## AIM
Keep only the lines of the data below that contain "dịch", and copy them.

Dataset items

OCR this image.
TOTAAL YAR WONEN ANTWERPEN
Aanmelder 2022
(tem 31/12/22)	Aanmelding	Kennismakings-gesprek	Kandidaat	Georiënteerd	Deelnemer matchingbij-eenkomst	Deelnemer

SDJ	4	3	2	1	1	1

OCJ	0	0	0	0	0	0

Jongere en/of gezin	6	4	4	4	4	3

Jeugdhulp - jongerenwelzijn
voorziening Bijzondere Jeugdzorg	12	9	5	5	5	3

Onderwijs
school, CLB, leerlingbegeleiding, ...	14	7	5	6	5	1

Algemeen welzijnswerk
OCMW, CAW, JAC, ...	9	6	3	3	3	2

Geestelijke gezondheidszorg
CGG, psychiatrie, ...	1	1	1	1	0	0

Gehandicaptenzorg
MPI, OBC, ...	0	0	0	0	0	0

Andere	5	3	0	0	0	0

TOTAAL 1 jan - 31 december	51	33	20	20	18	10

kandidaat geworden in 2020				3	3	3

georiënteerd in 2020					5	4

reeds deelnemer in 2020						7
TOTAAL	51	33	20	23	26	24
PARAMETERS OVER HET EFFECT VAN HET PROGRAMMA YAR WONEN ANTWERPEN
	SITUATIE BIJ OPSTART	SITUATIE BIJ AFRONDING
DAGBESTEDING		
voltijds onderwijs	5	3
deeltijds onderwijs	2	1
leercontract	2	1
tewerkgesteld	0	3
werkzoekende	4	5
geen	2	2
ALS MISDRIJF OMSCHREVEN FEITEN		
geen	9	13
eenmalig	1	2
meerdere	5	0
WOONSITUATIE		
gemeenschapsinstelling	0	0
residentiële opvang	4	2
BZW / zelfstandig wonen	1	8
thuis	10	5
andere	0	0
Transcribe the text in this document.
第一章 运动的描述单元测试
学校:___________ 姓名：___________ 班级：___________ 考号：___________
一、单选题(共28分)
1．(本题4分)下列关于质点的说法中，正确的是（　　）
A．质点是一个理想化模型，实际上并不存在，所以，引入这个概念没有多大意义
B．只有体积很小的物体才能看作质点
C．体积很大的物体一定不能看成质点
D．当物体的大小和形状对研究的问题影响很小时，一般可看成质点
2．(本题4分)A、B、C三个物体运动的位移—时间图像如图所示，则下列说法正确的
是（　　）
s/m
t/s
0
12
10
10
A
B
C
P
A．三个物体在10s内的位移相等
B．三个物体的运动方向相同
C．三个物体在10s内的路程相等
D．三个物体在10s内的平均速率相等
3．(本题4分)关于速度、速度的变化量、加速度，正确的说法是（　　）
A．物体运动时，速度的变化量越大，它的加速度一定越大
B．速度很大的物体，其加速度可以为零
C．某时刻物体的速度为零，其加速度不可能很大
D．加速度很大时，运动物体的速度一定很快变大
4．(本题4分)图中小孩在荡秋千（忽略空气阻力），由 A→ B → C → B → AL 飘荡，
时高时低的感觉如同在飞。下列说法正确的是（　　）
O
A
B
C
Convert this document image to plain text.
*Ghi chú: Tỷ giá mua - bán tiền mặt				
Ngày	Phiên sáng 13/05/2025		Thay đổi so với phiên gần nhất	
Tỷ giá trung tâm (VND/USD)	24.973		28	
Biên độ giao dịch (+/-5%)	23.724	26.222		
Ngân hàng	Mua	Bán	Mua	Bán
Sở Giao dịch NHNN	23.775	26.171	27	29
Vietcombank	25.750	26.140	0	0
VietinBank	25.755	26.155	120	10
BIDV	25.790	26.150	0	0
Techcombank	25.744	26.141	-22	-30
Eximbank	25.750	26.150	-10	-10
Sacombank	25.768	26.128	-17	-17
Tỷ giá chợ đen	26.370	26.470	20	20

## THE OUTPUT
Biên độ giao dịch (+/-5%)	23.724	26.222		
Sở Giao dịch NHNN	23.775	26.171	27	29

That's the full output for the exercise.